The partnership ended at the 1995 Masters after a volcano on Mount Foster. Seve had been struggling with his game, so he blamed his caddie. Until the caddie could take no more. “He got me that much in a straitjacket, my head was gone,” Foster says. “I was shaking uncontrollably with anger. ‘Billee, what is your problem?’ ‘We need to have a chat.’
“We walked to a quiet place and that’s when all the poison came out. All the whip marks I carried led to this crazy situation where I’m abusing him, calling him every name under the sun from a pig to a dog. I fought fire with fire. I overstepped the mark and that was ultimately my demise.
“After that, we got on great. Six weeks later he wanted me to come back but by then I’d linked up with Darren Clarke and had moved on.”
After Clarke, he worked with Thomas Bjorn, then for a short time with Sergio Garcia and a very long time with Lee Westwood. He would help them to win lots of tournaments but none of his men got the Green Jacket. There were times, especially with Westwood, when it was close. Phil Mickelson’s win in the 2010 Masters remains a grim memory.
“Sunday afternoon on 8, 9, 10, 11 and 13 Mickelson was deep in the trees. Anybody else would have played those holes two or three over. Mickelson played them two under. Lee played incredible golf and couldn’t get the putts to drop. Finishes second. Same thing in 2012 when Bubba Watson beat Louis Oosthuizen in a playoff. Lee plays the best golf, can’t hole a putt and finishes one off the lead.”
After 10 years Westwood and he parted, in 2018. The player wanted to make his own decisions on the course, and his caddie couldn’t simply be a bag-carrier. All good things and all that. He was 54 then and still wanted one more spin on this roundabout.
Matt Fitzpatrick offered him the job. There was a lot about his fellow Yorkshireman that he liked. Not least his character. “I call him Bernhard Langer’s love child because he’s very respectful, very grounded, a little gentleman,” Foster says. “His work ethic is by far the best I’ve ever seen. And his manners are impeccable.”
Good manners are important? “When our kids, Joe and Ella, were four, I sat them down and said, ‘I don’t care if you’re a bus conductor or you’re a toilet cleaner, all I demand is that you have manners. You say please and thank you to everybody.’ Even though I’m their dad, I think I can say they’re lovely kids.”

■ **Information**:
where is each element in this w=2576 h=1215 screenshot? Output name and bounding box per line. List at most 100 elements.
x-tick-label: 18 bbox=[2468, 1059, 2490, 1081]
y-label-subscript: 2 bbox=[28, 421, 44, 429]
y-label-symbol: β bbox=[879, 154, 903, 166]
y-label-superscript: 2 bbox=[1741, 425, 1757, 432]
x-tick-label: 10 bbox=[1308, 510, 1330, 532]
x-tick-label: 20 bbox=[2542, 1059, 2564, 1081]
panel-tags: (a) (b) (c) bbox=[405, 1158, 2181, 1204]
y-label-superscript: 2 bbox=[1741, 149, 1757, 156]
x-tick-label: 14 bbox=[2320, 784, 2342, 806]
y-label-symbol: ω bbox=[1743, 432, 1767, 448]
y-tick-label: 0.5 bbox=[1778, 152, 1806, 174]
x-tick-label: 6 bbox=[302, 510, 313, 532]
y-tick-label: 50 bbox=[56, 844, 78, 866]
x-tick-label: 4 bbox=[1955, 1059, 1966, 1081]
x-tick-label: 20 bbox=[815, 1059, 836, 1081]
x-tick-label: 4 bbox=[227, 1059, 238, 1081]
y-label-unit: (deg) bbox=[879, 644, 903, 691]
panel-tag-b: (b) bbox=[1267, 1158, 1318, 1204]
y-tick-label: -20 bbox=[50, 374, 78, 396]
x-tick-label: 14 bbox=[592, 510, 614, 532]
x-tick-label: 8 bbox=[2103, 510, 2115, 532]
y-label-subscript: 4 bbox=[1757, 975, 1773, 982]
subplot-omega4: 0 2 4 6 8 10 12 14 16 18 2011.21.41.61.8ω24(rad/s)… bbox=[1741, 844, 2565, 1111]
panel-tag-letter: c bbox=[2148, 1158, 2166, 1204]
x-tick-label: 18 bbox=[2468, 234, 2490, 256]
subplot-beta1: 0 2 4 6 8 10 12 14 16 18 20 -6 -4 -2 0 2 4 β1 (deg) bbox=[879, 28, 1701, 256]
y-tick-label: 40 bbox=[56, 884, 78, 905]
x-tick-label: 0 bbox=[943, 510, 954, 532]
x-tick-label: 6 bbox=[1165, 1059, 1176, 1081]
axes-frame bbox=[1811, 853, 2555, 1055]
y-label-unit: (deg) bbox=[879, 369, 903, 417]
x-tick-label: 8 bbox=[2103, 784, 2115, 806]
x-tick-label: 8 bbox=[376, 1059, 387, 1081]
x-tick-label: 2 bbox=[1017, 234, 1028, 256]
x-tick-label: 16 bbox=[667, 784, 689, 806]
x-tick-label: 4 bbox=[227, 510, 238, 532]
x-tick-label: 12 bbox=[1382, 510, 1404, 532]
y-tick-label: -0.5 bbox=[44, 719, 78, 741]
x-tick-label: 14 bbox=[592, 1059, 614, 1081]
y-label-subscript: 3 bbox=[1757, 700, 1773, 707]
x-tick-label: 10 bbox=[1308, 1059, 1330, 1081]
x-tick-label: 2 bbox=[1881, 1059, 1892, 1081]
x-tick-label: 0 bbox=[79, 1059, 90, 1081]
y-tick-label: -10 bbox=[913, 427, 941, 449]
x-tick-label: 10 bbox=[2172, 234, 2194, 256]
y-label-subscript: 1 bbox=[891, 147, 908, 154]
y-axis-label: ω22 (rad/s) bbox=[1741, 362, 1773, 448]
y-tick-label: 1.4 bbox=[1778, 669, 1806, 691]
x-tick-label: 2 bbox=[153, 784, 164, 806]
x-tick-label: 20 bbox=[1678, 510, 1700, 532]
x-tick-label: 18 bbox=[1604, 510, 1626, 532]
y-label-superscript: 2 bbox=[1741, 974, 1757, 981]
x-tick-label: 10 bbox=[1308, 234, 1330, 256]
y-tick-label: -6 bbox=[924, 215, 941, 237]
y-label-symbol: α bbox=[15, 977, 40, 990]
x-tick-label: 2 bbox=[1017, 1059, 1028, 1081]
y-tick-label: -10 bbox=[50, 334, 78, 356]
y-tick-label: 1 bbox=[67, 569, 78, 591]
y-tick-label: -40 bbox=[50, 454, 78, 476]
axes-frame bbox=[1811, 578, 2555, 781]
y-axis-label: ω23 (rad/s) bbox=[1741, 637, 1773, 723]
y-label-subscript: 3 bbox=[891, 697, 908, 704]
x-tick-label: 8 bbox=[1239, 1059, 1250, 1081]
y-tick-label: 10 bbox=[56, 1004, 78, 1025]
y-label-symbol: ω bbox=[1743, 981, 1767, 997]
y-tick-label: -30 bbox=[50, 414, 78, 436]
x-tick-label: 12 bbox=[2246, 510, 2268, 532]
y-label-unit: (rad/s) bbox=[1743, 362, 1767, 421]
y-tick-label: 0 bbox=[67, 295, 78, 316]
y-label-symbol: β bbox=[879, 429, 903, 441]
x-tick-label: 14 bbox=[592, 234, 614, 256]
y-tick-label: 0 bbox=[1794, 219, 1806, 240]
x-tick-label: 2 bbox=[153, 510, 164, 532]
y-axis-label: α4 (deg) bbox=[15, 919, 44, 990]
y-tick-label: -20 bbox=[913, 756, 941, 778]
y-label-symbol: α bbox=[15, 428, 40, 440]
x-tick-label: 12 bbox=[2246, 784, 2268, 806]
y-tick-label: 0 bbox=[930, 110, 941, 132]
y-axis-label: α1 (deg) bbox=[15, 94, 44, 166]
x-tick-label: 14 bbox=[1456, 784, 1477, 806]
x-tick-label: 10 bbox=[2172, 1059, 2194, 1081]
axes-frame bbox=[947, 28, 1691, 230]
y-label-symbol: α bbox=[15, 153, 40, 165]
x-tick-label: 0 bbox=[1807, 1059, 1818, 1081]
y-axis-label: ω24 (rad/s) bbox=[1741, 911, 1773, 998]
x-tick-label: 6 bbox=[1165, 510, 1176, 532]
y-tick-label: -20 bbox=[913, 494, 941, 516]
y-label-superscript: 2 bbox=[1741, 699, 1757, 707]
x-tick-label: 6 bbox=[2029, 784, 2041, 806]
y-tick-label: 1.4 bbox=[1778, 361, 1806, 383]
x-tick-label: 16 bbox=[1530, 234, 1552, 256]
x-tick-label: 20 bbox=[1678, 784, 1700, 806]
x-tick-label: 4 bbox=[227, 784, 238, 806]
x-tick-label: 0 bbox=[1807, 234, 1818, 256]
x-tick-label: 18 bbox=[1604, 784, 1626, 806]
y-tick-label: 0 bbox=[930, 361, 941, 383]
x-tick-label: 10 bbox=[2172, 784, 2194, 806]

■ **Problem statement**: Reproduce verbatim everything in the golf caddie passage from "The partnership ended" down to "ultimately my demise.".

■ **Answer section**:
The partnership ended at the 1995 Masters after a volcano on Mount Foster. Seve had been struggling with his game, so he blamed his caddie. Until the caddie could take no more. “He got me that much in a straitjacket, my head was gone,” Foster says. “I was shaking uncontrollably with anger. ‘Billee, what is your problem?’ ‘We need to have a chat.’
“We walked to a quiet place and that’s when all the poison came out. All the whip marks I carried led to this crazy situation where I’m abusing him, calling him every name under the sun from a pig to a dog. I fought fire with fire. I overstepped the mark and that was ultimately my demise.